Word for word, repeat the entries, minus the pictures.
--- Start of Dataset excerpts ---
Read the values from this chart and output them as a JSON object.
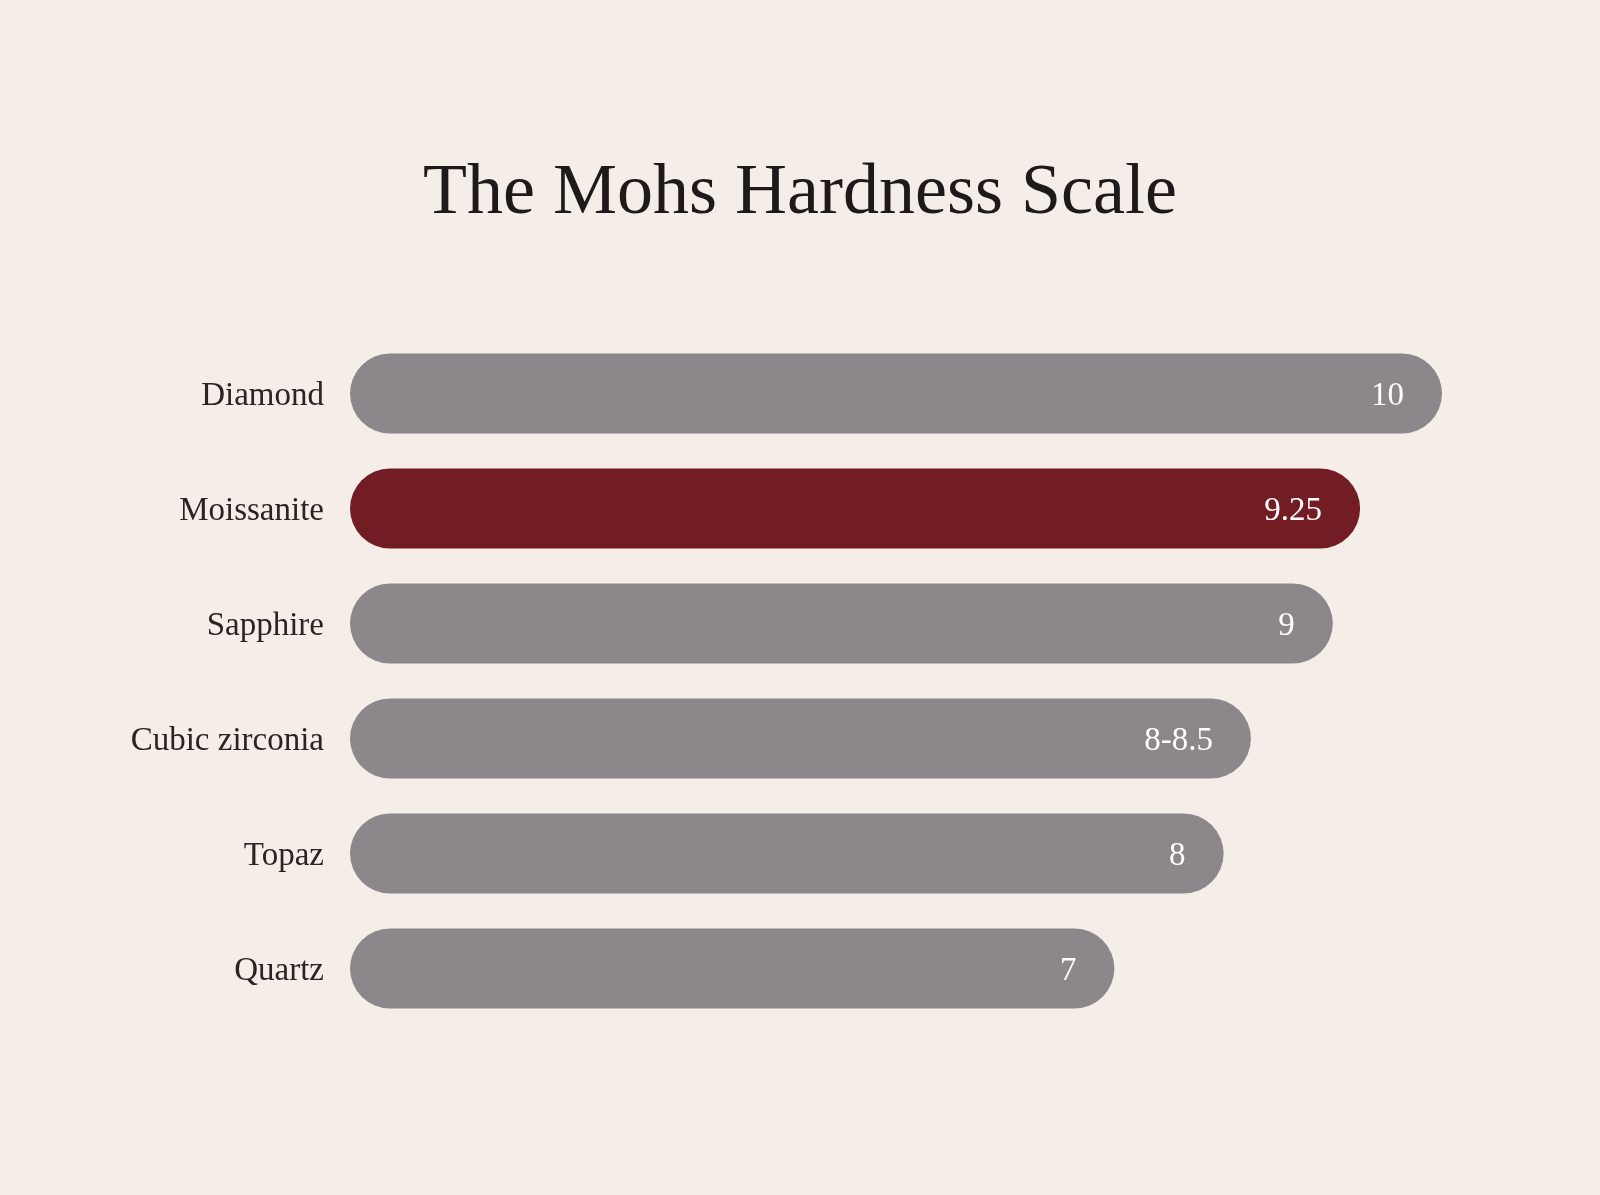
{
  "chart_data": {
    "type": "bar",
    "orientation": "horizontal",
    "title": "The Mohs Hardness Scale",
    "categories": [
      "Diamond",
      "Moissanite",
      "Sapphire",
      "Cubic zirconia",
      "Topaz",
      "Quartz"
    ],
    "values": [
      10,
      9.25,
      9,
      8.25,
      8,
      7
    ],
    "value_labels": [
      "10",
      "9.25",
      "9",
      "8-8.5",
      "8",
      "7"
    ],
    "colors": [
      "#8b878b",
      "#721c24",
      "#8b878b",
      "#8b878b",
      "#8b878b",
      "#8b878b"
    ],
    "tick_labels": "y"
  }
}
--- End of Dataset excerpts ---
**Final answer**
Read the values from this chart and output them as a JSON object.
{
  "chart_data": {
    "type": "bar",
    "orientation": "horizontal",
    "title": "The Mohs Hardness Scale",
    "categories": [
      "Diamond",
      "Moissanite",
      "Sapphire",
      "Cubic zirconia",
      "Topaz",
      "Quartz"
    ],
    "values": [
      10,
      9.25,
      9,
      8.25,
      8,
      7
    ],
    "value_labels": [
      "10",
      "9.25",
      "9",
      "8-8.5",
      "8",
      "7"
    ],
    "colors": [
      "#8b878b",
      "#721c24",
      "#8b878b",
      "#8b878b",
      "#8b878b",
      "#8b878b"
    ],
    "tick_labels": "y"
  }
}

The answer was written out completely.